▶ [Short problem]
Leave out the pictures and copy each record below exactly.
+++ Entries supplied +++
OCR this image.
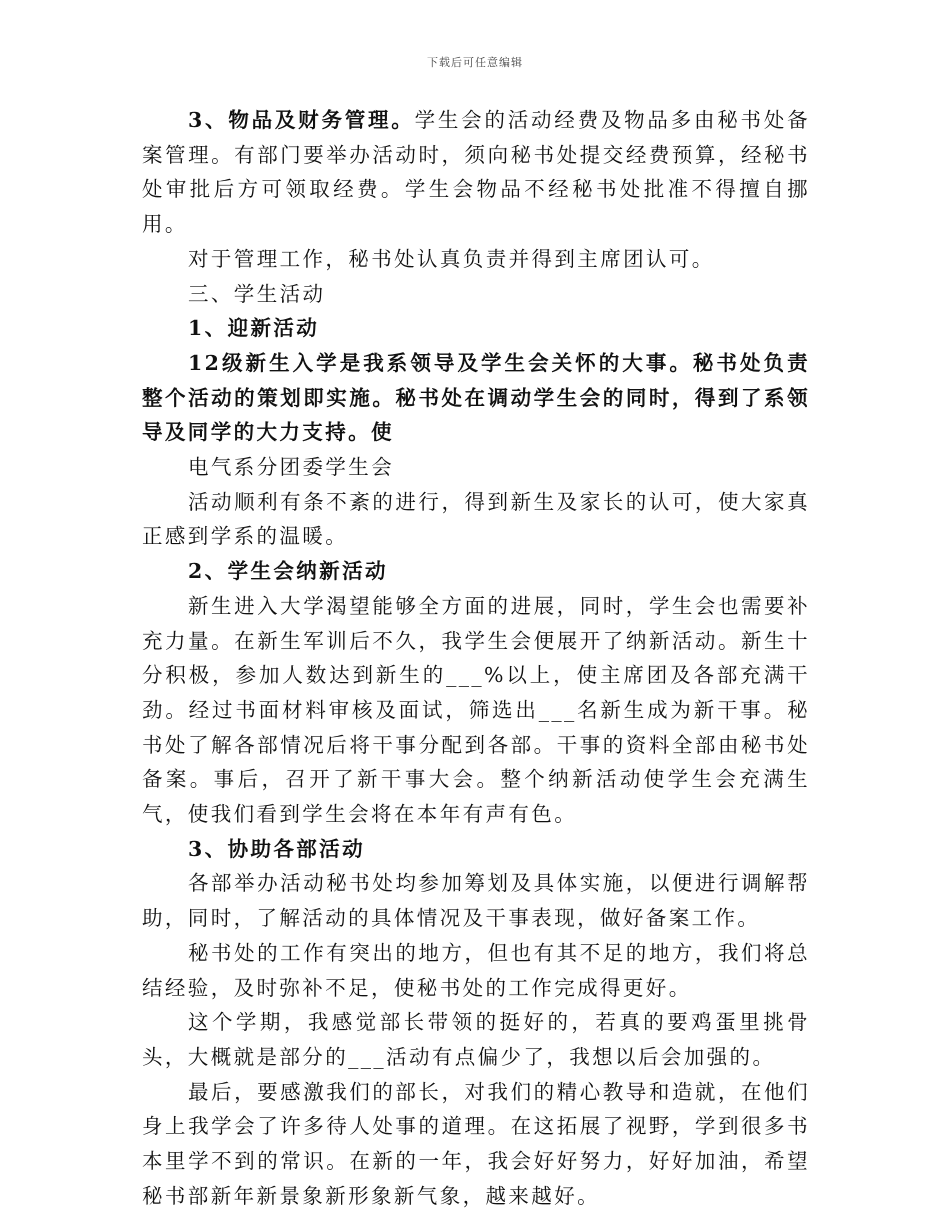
下载后可任意编辑

3、物品及财务管理。学生会的活动经费及物品多由秘书处备案管理。有部门要举办活动时，须向秘书处提交经费预算，经秘书处审批后方可领取经费。学生会物品不经秘书处批准不得擅自挪用。

对于管理工作，秘书处认真负责并得到主席团认可。

三、学生活动

1、迎新活动

12级新生入学是我系领导及学生会关怀的大事。秘书处负责整个活动的策划即实施。秘书处在调动学生会的同时，得到了系领导及同学的大力支持。使

电气系分团委学生会

活动顺利有条不紊的进行，得到新生及家长的认可，使大家真正感到学系的温暖。

2、学生会纳新活动

新生进入大学渴望能够全方面的进展，同时，学生会也需要补充力量。在新生军训后不久，我学生会便展开了纳新活动。新生十分积极，参加人数达到新生的___%以上，使主席团及各部充满干劲。经过书面材料审核及面试，筛选出___名新生成为新干事。秘书处了解各部情况后将干事分配到各部。干事的资料全部由秘书处备案。事后，召开了新干事大会。整个纳新活动使学生会充满生气，使我们看到学生会将在本年有声有色。

3、协助各部活动

各部举办活动秘书处均参加筹划及具体实施，以便进行调解帮助，同时，了解活动的具体情况及干事表现，做好备案工作。

秘书处的工作有突出的地方，但也有其不足的地方，我们将总结经验，及时弥补不足，使秘书处的工作完成得更好。

这个学期，我感觉部长带领的挺好的，若真的要鸡蛋里挑骨头，大概就是部分的___活动有点偏少了，我想以后会加强的。

最后，要感激我们的部长，对我们的精心教导和造就，在他们身上我学会了许多待人处事的道理。在这拓展了视野，学到很多书本里学不到的常识。在新的一年，我会好好努力，好好加油，希望秘书部新年新景象新形象新气象，越来越好。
+++
▶ [Solution to this task]
OCR this image.
下载后可任意编辑

3、物品及财务管理。学生会的活动经费及物品多由秘书处备案管理。有部门要举办活动时，须向秘书处提交经费预算，经秘书处审批后方可领取经费。学生会物品不经秘书处批准不得擅自挪用。

对于管理工作，秘书处认真负责并得到主席团认可。

三、学生活动

1、迎新活动

12级新生入学是我系领导及学生会关怀的大事。秘书处负责整个活动的策划即实施。秘书处在调动学生会的同时，得到了系领导及同学的大力支持。使

电气系分团委学生会

活动顺利有条不紊的进行，得到新生及家长的认可，使大家真正感到学系的温暖。

2、学生会纳新活动

新生进入大学渴望能够全方面的进展，同时，学生会也需要补充力量。在新生军训后不久，我学生会便展开了纳新活动。新生十分积极，参加人数达到新生的___%以上，使主席团及各部充满干劲。经过书面材料审核及面试，筛选出___名新生成为新干事。秘书处了解各部情况后将干事分配到各部。干事的资料全部由秘书处备案。事后，召开了新干事大会。整个纳新活动使学生会充满生气，使我们看到学生会将在本年有声有色。

3、协助各部活动

各部举办活动秘书处均参加筹划及具体实施，以便进行调解帮助，同时，了解活动的具体情况及干事表现，做好备案工作。

秘书处的工作有突出的地方，但也有其不足的地方，我们将总结经验，及时弥补不足，使秘书处的工作完成得更好。

这个学期，我感觉部长带领的挺好的，若真的要鸡蛋里挑骨头，大概就是部分的___活动有点偏少了，我想以后会加强的。

最后，要感激我们的部长，对我们的精心教导和造就，在他们身上我学会了许多待人处事的道理。在这拓展了视野，学到很多书本里学不到的常识。在新的一年，我会好好努力，好好加油，希望秘书部新年新景象新形象新气象，越来越好。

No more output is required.